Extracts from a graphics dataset
_ _ _

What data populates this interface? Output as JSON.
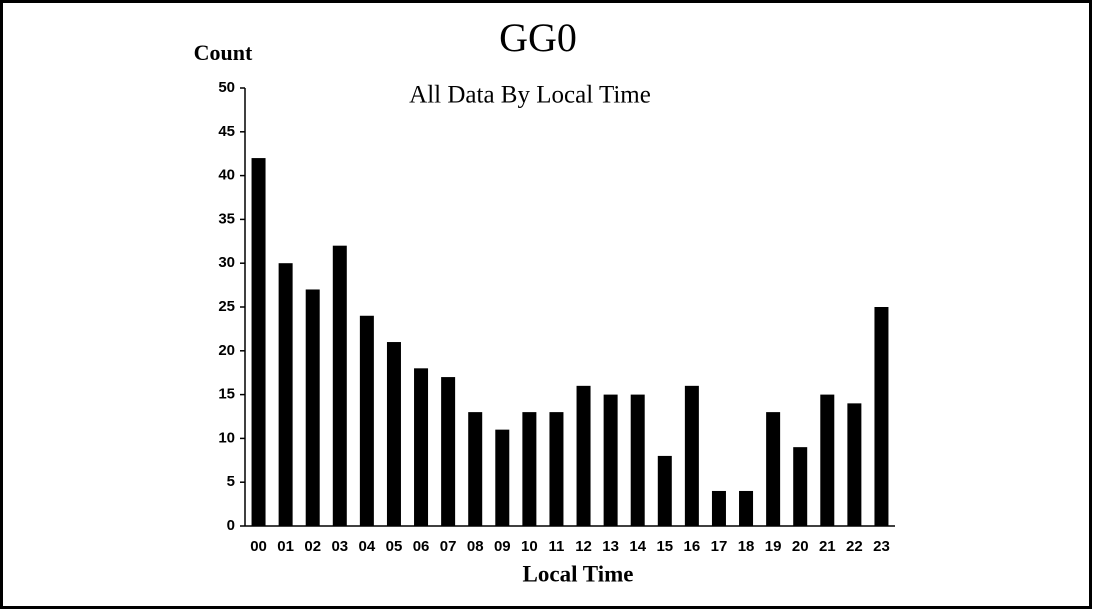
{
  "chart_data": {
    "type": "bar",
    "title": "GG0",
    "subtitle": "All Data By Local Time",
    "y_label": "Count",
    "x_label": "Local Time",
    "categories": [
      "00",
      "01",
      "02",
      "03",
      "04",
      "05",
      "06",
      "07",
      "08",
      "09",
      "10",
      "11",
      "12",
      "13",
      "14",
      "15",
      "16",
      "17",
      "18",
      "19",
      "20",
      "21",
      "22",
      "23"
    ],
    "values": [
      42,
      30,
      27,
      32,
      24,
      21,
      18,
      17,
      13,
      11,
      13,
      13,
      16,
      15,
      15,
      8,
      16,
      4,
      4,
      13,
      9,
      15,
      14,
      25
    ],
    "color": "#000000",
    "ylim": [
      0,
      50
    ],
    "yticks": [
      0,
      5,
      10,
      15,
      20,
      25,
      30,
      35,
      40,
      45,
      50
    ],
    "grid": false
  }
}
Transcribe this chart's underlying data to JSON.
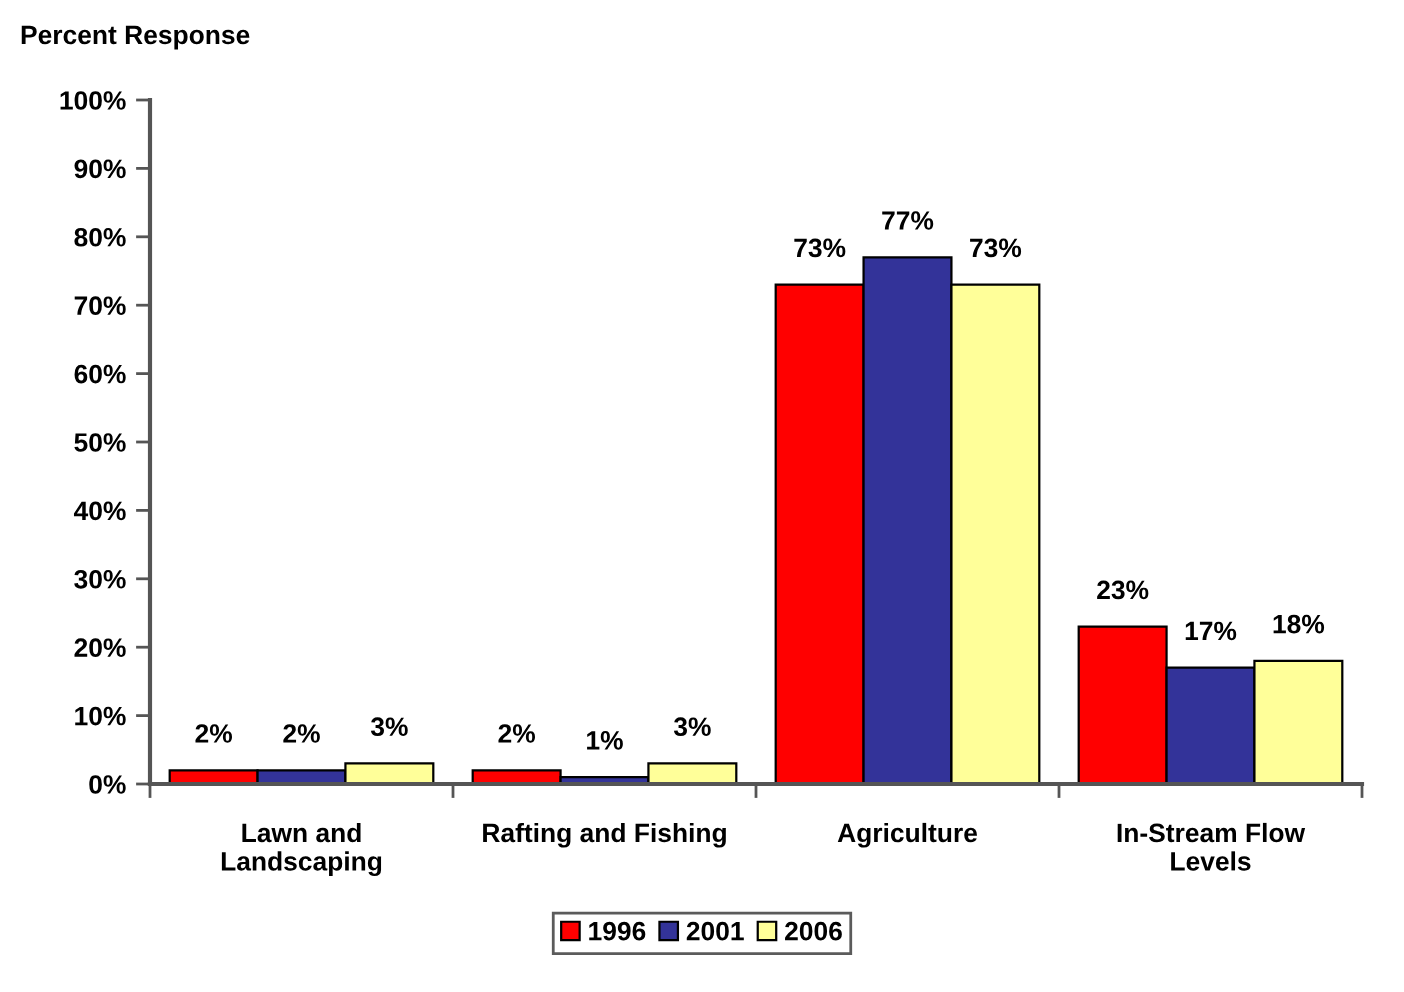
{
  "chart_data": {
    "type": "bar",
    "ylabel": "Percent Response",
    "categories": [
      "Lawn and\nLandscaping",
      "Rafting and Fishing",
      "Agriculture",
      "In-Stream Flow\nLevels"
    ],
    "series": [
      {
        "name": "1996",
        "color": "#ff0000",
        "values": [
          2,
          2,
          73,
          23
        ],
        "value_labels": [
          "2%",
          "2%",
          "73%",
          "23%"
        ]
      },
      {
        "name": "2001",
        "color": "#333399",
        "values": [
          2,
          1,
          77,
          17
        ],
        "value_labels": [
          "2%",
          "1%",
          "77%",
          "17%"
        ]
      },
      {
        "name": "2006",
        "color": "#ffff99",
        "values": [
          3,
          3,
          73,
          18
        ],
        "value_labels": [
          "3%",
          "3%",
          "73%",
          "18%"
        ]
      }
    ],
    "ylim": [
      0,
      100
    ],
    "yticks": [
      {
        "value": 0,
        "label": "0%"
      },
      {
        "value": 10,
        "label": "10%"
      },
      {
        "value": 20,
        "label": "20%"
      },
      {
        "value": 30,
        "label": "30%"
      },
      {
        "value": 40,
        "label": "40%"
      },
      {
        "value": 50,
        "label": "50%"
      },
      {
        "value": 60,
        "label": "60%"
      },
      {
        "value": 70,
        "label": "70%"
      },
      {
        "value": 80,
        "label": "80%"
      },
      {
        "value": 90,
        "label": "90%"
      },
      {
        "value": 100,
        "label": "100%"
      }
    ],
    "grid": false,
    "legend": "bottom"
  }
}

_ _ _

*EXERCISE AIM*
Only lines with the word "color" are wanted, so copy each one from the records.

*ANSWER FOR THE TASK*
    "color": "#000000",
        "color": "#ff0000",
        "color": "#333399",
        "color": "#ffff99",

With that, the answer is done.